- [What you should do] Your task is to repeat the entries word for word while leaving out the pictures.
** Start of Data provided **
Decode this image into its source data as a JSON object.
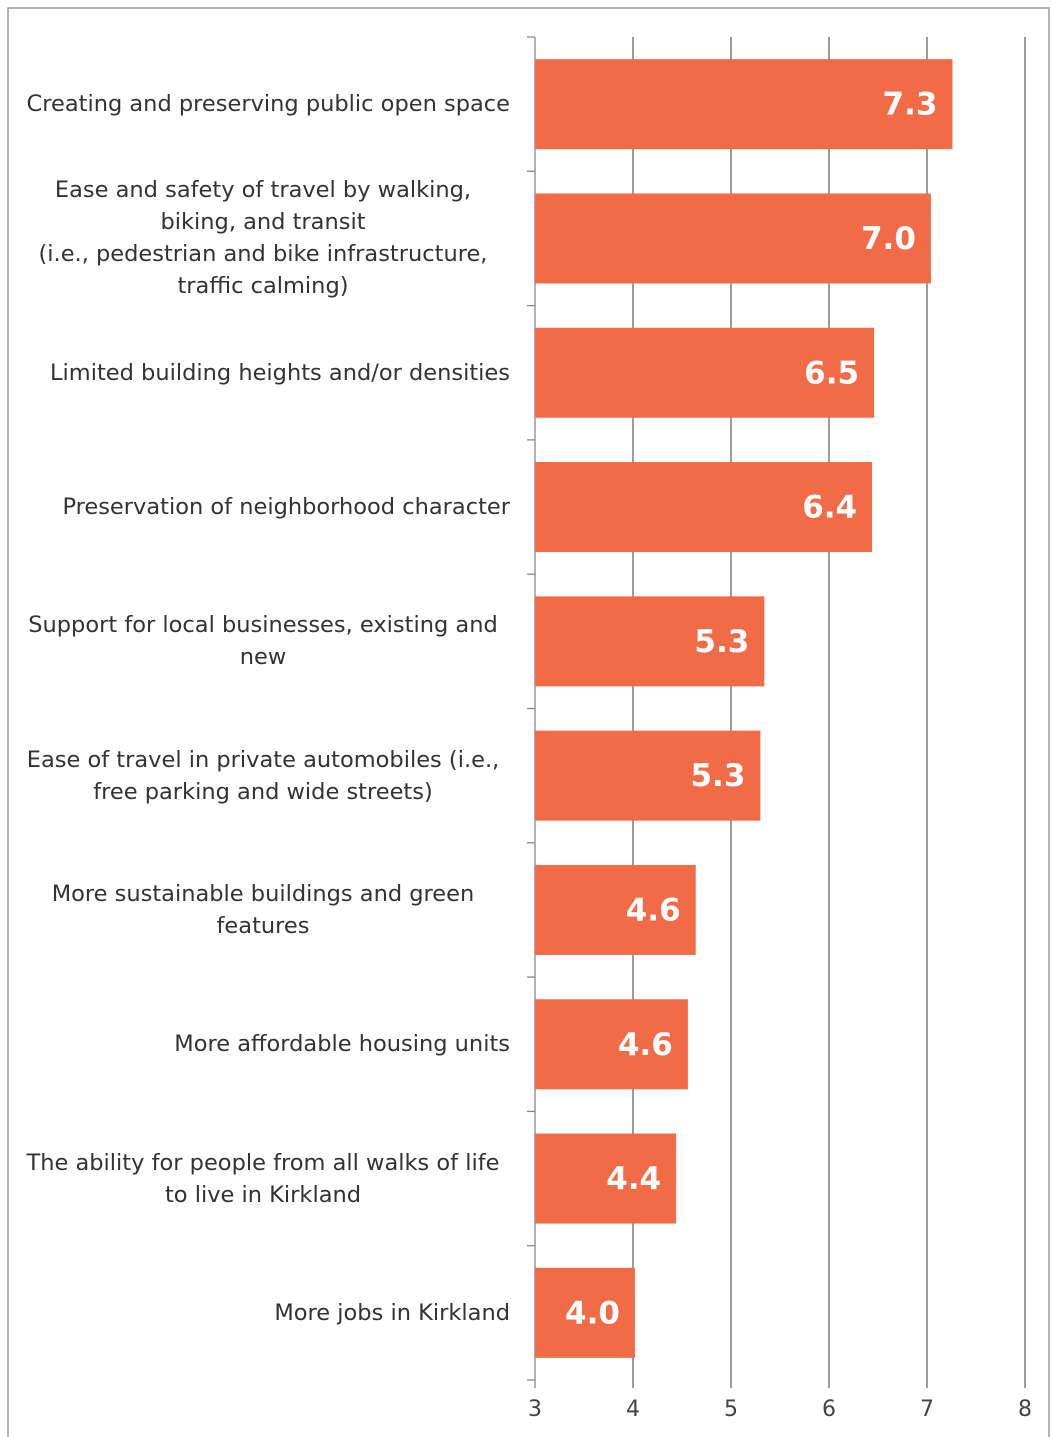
{
  "chart_data": {
    "type": "barh",
    "categories": [
      "Creating and preserving public open space",
      "Ease and safety of travel by walking, biking, and transit\n(i.e., pedestrian and bike infrastructure, traffic calming)",
      "Limited building heights and/or densities",
      "Preservation of neighborhood character",
      "Support for local businesses, existing and new",
      "Ease of travel in private automobiles (i.e., free parking and wide streets)",
      "More sustainable buildings and green features",
      "More affordable housing units",
      "The ability for people from all walks of life to live in Kirkland",
      "More jobs in Kirkland"
    ],
    "values": [
      7.26,
      7.04,
      6.46,
      6.44,
      5.34,
      5.3,
      4.64,
      4.56,
      4.44,
      4.02
    ],
    "value_labels": [
      "7.3",
      "7.0",
      "6.5",
      "6.4",
      "5.3",
      "5.3",
      "4.6",
      "4.6",
      "4.4",
      "4.0"
    ],
    "color": "#f26b47",
    "xlim": [
      3,
      8
    ],
    "xticks": [
      3,
      4,
      5,
      6,
      7,
      8
    ],
    "grid": true
  }
}
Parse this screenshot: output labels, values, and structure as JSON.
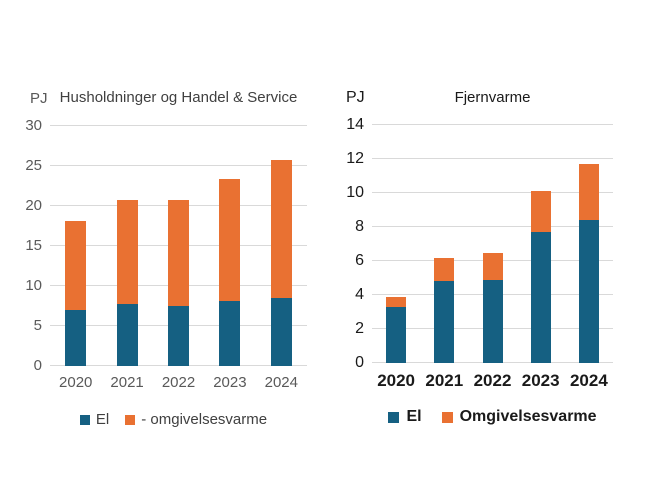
{
  "page": {
    "background": "#FFFFFF"
  },
  "colors": {
    "el_blue": "#156082",
    "omgivelsesvarme_orange": "#E97132",
    "gridline_grey": "#D9D9D9",
    "left_chart_text": "#595959",
    "right_chart_text": "#1A1A1A"
  },
  "chart_data": [
    {
      "type": "bar",
      "stacked": true,
      "title": "Husholdninger og Handel & Service",
      "axis_unit": "PJ",
      "categories": [
        "2020",
        "2021",
        "2022",
        "2023",
        "2024"
      ],
      "series": [
        {
          "name": "El",
          "color": "#156082",
          "values": [
            7.0,
            7.8,
            7.5,
            8.1,
            8.5
          ]
        },
        {
          "name": "- omgivelsesvarme",
          "color": "#E97132",
          "values": [
            11.1,
            12.9,
            13.2,
            15.3,
            17.3
          ]
        }
      ],
      "totals": [
        18.1,
        20.7,
        20.7,
        23.4,
        25.8
      ],
      "xlabel": "",
      "ylabel": "PJ",
      "ylim": [
        0,
        30
      ],
      "yticks": [
        0,
        5,
        10,
        15,
        20,
        25,
        30
      ],
      "grid": true,
      "grid_color": "#D9D9D9",
      "legend_position": "bottom"
    },
    {
      "type": "bar",
      "stacked": true,
      "title": "Fjernvarme",
      "axis_unit": "PJ",
      "categories": [
        "2020",
        "2021",
        "2022",
        "2023",
        "2024"
      ],
      "series": [
        {
          "name": "El",
          "color": "#156082",
          "values": [
            3.3,
            4.8,
            4.9,
            7.7,
            8.4
          ]
        },
        {
          "name": "Omgivelsesvarme",
          "color": "#E97132",
          "values": [
            0.6,
            1.4,
            1.6,
            2.4,
            3.3
          ]
        }
      ],
      "totals": [
        3.9,
        6.2,
        6.5,
        10.1,
        11.7
      ],
      "xlabel": "",
      "ylabel": "PJ",
      "ylim": [
        0,
        14
      ],
      "yticks": [
        0,
        2,
        4,
        6,
        8,
        10,
        12,
        14
      ],
      "grid": true,
      "grid_color": "#D9D9D9",
      "legend_position": "bottom"
    }
  ]
}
** End of Data provided **
- [Task response]
Decode this image into its source data as a JSON object.
{
  "chart_data": {
    "type": "barh",
    "categories": [
      "Creating and preserving public open space",
      "Ease and safety of travel by walking, biking, and transit\n(i.e., pedestrian and bike infrastructure, traffic calming)",
      "Limited building heights and/or densities",
      "Preservation of neighborhood character",
      "Support for local businesses, existing and new",
      "Ease of travel in private automobiles (i.e., free parking and wide streets)",
      "More sustainable buildings and green features",
      "More affordable housing units",
      "The ability for people from all walks of life to live in Kirkland",
      "More jobs in Kirkland"
    ],
    "values": [
      7.26,
      7.04,
      6.46,
      6.44,
      5.34,
      5.3,
      4.64,
      4.56,
      4.44,
      4.02
    ],
    "value_labels": [
      "7.3",
      "7.0",
      "6.5",
      "6.4",
      "5.3",
      "5.3",
      "4.6",
      "4.6",
      "4.4",
      "4.0"
    ],
    "color": "#f26b47",
    "xlim": [
      3,
      8
    ],
    "xticks": [
      3,
      4,
      5,
      6,
      7,
      8
    ],
    "grid": true
  }
}
Parse this screenshot: output labels, values, and structure as JSON.
{
  "page": {
    "background": "#FFFFFF"
  },
  "colors": {
    "el_blue": "#156082",
    "omgivelsesvarme_orange": "#E97132",
    "gridline_grey": "#D9D9D9",
    "left_chart_text": "#595959",
    "right_chart_text": "#1A1A1A"
  },
  "chart_data": [
    {
      "type": "bar",
      "stacked": true,
      "title": "Husholdninger og Handel & Service",
      "axis_unit": "PJ",
      "categories": [
        "2020",
        "2021",
        "2022",
        "2023",
        "2024"
      ],
      "series": [
        {
          "name": "El",
          "color": "#156082",
          "values": [
            7.0,
            7.8,
            7.5,
            8.1,
            8.5
          ]
        },
        {
          "name": "- omgivelsesvarme",
          "color": "#E97132",
          "values": [
            11.1,
            12.9,
            13.2,
            15.3,
            17.3
          ]
        }
      ],
      "totals": [
        18.1,
        20.7,
        20.7,
        23.4,
        25.8
      ],
      "xlabel": "",
      "ylabel": "PJ",
      "ylim": [
        0,
        30
      ],
      "yticks": [
        0,
        5,
        10,
        15,
        20,
        25,
        30
      ],
      "grid": true,
      "grid_color": "#D9D9D9",
      "legend_position": "bottom"
    },
    {
      "type": "bar",
      "stacked": true,
      "title": "Fjernvarme",
      "axis_unit": "PJ",
      "categories": [
        "2020",
        "2021",
        "2022",
        "2023",
        "2024"
      ],
      "series": [
        {
          "name": "El",
          "color": "#156082",
          "values": [
            3.3,
            4.8,
            4.9,
            7.7,
            8.4
          ]
        },
        {
          "name": "Omgivelsesvarme",
          "color": "#E97132",
          "values": [
            0.6,
            1.4,
            1.6,
            2.4,
            3.3
          ]
        }
      ],
      "totals": [
        3.9,
        6.2,
        6.5,
        10.1,
        11.7
      ],
      "xlabel": "",
      "ylabel": "PJ",
      "ylim": [
        0,
        14
      ],
      "yticks": [
        0,
        2,
        4,
        6,
        8,
        10,
        12,
        14
      ],
      "grid": true,
      "grid_color": "#D9D9D9",
      "legend_position": "bottom"
    }
  ]
}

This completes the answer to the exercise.